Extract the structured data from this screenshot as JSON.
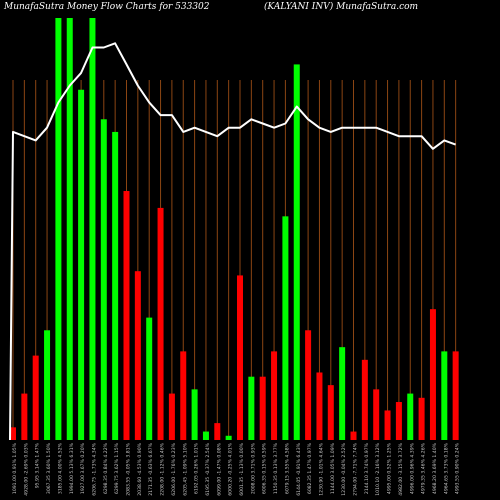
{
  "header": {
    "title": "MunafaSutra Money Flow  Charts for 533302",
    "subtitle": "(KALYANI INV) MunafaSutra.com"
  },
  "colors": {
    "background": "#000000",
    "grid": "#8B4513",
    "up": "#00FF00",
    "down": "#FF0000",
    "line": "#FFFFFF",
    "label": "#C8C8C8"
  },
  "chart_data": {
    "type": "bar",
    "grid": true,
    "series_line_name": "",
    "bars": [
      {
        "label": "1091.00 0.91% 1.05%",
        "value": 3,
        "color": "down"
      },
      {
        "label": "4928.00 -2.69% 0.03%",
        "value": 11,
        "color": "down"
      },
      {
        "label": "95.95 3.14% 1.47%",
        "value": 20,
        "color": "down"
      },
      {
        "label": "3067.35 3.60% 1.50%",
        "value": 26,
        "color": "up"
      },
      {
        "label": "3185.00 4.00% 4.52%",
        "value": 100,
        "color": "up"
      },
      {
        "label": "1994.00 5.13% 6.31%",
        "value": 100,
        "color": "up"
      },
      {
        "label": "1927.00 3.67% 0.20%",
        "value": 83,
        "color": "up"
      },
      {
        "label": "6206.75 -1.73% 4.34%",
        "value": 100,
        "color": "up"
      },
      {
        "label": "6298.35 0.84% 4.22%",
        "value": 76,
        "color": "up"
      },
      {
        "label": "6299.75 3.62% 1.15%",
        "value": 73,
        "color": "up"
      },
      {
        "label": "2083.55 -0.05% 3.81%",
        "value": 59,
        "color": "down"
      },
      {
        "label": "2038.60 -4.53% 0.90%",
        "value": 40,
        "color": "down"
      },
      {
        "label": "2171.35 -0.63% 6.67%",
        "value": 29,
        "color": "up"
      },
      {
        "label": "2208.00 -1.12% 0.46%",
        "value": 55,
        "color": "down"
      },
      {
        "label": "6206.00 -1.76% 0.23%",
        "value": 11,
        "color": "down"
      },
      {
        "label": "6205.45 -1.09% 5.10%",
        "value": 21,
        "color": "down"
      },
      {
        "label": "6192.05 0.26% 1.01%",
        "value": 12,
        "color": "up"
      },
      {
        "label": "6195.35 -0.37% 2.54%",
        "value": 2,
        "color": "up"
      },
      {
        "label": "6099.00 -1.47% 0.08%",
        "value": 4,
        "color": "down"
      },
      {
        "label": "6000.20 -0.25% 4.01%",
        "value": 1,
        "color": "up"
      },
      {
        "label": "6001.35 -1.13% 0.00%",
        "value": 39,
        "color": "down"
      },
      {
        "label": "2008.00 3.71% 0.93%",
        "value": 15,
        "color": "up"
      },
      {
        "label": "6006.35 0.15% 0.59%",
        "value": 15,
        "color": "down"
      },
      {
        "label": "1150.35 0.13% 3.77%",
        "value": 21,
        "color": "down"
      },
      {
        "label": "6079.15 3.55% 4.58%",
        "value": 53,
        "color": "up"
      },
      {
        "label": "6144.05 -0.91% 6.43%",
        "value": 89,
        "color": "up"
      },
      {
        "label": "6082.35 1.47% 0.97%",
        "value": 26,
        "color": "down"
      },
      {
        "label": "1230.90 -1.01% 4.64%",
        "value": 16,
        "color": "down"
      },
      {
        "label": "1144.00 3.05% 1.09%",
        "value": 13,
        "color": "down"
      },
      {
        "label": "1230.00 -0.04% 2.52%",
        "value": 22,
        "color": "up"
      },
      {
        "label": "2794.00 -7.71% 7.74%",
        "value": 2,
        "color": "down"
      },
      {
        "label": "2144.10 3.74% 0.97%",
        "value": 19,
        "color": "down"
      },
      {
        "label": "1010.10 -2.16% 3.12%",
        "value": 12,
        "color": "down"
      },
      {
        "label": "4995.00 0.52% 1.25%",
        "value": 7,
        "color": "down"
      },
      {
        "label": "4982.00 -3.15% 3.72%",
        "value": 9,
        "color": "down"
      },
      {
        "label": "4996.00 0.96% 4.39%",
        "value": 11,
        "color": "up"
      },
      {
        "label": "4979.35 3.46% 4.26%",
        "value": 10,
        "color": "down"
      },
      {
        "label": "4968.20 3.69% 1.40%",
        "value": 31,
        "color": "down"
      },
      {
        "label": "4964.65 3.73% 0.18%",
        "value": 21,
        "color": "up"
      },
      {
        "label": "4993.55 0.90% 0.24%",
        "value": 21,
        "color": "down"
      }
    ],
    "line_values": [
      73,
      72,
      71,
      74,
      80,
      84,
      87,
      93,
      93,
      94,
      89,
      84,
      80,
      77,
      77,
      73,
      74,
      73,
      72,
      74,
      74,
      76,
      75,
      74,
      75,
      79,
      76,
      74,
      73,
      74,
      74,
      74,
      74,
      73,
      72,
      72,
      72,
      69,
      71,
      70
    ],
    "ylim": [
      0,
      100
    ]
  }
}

■ Short exercise
Search the entries for the word "MunafaSutra" and copy every line that has it.

■ Task solution
    "title": "MunafaSutra Money Flow  Charts for 533302",
    "subtitle": "(KALYANI INV) MunafaSutra.com"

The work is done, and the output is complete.